Take every line from the material that has the word "categories" in it.

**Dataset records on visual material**

___

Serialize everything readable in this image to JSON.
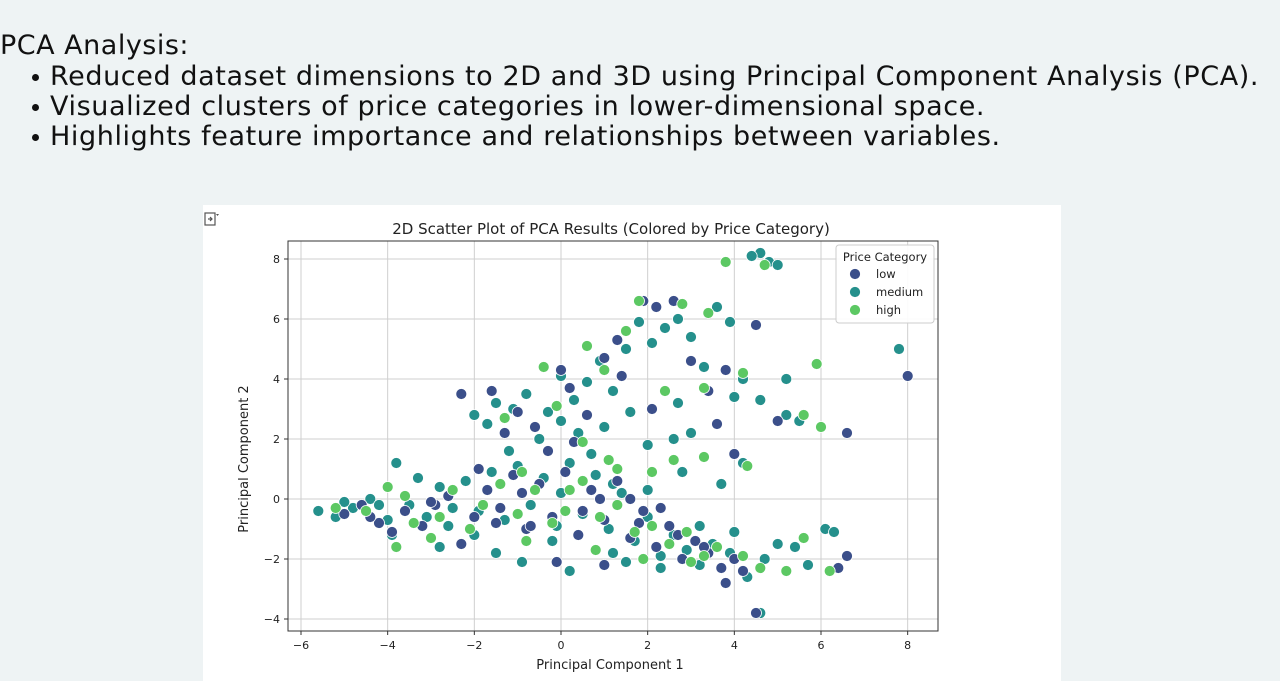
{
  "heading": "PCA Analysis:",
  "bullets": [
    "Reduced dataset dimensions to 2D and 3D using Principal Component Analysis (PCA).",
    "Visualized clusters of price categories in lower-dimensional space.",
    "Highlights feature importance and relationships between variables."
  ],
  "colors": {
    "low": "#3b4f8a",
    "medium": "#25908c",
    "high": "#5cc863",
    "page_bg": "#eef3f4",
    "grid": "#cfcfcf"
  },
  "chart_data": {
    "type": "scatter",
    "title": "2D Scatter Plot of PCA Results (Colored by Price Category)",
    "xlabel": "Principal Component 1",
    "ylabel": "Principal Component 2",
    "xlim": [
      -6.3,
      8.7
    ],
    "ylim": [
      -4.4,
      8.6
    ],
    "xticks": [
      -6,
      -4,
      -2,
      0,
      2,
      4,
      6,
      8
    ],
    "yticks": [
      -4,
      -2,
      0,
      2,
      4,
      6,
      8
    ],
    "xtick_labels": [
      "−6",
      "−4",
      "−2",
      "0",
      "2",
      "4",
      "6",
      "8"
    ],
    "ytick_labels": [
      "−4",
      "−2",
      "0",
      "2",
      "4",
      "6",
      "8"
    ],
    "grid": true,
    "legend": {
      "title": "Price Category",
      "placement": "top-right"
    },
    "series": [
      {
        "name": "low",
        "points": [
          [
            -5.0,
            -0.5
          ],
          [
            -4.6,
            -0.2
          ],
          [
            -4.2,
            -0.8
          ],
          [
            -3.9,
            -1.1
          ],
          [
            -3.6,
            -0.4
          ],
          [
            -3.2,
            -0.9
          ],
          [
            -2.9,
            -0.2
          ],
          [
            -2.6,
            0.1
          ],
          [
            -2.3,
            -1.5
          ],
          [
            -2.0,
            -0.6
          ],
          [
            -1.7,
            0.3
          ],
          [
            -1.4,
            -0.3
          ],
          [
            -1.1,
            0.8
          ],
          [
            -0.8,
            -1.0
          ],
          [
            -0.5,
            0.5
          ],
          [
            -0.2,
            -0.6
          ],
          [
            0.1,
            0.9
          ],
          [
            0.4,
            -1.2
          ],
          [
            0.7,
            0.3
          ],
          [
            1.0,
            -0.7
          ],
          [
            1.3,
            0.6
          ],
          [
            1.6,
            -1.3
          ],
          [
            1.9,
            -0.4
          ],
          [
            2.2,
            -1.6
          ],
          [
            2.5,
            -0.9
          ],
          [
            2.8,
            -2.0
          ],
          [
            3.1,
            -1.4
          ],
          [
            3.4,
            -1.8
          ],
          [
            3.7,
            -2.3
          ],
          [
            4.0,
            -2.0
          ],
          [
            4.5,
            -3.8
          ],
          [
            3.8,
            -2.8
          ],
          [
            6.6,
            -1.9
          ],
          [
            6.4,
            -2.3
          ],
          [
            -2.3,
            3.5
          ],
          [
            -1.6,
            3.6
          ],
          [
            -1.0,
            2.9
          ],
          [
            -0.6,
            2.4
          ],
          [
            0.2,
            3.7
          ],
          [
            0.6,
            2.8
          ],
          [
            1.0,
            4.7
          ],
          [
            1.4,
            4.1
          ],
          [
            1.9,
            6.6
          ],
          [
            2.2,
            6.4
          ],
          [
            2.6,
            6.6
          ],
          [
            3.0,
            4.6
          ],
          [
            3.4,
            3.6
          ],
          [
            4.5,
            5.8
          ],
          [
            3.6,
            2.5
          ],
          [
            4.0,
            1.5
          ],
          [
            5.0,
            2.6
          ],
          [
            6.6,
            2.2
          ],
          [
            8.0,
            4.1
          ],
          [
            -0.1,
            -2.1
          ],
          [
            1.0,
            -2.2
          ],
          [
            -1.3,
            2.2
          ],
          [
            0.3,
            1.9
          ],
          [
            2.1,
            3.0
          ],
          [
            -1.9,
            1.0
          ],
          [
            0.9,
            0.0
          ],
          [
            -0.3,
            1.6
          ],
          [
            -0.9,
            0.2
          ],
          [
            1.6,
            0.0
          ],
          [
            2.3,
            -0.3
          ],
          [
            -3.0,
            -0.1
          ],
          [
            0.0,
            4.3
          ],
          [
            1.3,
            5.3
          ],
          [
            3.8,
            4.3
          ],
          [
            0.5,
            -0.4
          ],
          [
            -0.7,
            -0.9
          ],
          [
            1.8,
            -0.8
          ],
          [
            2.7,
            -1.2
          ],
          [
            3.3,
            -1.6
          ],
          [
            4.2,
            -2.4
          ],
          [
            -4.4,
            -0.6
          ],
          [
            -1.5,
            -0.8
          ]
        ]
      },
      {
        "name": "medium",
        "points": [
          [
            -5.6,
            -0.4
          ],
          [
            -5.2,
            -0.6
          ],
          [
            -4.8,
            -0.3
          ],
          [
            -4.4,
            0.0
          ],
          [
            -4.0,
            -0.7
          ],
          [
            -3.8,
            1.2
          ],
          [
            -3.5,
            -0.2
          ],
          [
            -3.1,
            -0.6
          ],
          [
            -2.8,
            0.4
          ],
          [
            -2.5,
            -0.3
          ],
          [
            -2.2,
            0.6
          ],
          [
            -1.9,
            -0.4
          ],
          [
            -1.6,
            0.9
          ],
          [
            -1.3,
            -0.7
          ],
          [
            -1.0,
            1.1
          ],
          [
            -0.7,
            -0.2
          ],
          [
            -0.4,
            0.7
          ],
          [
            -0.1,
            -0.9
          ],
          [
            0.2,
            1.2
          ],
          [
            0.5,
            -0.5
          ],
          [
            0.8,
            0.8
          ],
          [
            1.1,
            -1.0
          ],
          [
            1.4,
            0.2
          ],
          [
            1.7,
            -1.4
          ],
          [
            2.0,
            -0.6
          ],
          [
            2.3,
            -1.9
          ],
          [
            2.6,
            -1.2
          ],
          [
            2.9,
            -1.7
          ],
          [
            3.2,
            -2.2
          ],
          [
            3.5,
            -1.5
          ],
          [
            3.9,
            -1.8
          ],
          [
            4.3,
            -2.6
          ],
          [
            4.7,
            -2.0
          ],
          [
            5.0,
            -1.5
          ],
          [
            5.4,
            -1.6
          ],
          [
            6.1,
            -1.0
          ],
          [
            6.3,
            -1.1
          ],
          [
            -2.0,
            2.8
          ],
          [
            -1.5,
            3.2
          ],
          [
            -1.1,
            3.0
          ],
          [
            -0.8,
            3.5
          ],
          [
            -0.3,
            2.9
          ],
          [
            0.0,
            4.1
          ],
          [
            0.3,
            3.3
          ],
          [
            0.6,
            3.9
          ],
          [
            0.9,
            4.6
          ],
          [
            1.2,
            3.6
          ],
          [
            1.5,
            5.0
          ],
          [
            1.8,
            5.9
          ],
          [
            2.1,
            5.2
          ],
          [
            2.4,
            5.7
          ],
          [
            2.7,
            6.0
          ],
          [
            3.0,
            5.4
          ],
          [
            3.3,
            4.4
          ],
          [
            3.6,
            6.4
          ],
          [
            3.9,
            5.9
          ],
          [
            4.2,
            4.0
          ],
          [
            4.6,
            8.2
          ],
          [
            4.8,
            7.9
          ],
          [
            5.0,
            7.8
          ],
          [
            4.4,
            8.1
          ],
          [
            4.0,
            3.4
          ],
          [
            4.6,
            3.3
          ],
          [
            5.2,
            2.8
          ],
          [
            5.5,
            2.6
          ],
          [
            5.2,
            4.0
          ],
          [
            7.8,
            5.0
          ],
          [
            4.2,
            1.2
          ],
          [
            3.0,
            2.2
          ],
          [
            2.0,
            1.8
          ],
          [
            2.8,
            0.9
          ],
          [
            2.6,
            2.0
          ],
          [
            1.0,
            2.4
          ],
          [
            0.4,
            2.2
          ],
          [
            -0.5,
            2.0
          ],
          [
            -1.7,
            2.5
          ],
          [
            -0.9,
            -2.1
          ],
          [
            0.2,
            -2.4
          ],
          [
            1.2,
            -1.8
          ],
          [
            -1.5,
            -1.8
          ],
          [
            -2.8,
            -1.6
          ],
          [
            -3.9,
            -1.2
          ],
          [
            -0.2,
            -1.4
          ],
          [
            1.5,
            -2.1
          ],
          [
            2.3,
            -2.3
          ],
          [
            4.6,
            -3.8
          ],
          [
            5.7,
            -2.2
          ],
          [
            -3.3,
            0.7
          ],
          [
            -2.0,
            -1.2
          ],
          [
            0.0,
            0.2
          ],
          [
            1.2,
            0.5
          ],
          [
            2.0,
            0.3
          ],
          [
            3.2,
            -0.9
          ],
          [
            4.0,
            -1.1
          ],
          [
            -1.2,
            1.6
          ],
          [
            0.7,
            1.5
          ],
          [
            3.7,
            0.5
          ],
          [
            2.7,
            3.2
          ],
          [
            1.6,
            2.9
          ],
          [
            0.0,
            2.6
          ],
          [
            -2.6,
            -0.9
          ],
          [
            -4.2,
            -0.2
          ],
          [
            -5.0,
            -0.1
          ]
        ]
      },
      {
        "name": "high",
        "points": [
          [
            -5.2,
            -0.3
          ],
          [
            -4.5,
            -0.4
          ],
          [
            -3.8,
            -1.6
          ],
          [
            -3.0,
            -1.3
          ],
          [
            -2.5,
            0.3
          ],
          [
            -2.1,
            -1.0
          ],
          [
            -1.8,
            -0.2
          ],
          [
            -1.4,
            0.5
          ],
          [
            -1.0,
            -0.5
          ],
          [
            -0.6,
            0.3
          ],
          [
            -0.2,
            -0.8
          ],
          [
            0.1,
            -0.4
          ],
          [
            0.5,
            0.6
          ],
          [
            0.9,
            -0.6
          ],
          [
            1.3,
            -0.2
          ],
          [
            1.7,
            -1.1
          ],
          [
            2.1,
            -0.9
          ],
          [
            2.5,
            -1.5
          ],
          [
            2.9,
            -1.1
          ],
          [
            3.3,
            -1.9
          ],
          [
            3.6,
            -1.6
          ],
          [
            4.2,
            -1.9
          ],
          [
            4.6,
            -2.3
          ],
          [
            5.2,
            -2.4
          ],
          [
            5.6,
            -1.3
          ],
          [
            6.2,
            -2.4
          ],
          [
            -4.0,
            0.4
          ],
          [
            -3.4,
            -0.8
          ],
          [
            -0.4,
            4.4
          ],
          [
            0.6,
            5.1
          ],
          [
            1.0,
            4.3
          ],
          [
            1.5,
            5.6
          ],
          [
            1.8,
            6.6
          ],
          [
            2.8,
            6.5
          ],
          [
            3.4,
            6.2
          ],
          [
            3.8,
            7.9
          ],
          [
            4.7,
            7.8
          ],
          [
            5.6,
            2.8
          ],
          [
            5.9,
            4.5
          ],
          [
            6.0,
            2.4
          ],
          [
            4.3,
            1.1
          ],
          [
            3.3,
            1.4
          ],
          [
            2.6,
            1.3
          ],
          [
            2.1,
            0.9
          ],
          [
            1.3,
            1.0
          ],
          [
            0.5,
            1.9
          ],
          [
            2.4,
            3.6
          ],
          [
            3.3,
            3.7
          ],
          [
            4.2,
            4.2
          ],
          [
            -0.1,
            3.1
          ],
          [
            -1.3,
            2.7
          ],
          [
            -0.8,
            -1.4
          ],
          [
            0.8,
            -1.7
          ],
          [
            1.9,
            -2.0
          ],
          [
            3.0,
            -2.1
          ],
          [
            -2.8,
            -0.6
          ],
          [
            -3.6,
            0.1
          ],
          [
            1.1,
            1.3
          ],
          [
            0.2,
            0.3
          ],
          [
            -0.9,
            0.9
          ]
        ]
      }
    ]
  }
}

___

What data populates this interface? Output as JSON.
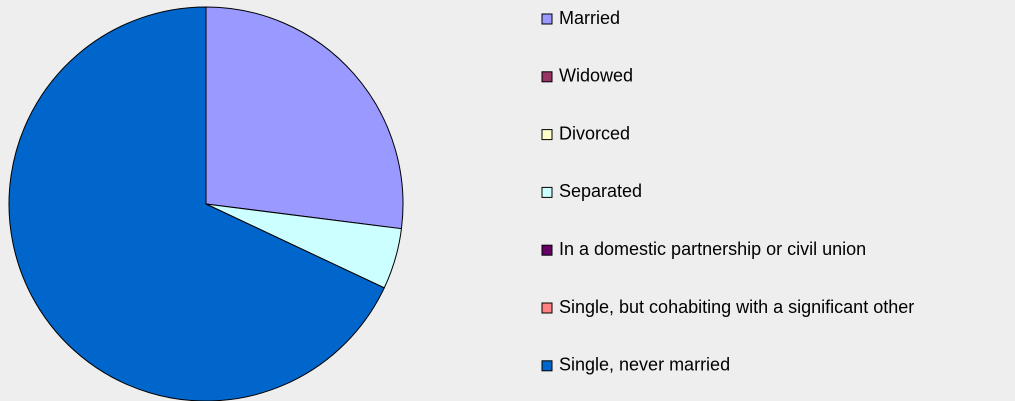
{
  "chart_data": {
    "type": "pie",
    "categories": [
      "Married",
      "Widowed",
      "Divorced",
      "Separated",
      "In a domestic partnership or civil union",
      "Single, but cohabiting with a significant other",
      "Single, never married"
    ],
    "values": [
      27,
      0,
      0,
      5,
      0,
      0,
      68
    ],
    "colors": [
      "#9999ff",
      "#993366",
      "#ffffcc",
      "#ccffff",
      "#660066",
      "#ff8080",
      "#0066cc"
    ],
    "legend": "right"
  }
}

___

**Correct response**
    "Visualized clusters of price categories in lower-dimensional space.",
    "categories": [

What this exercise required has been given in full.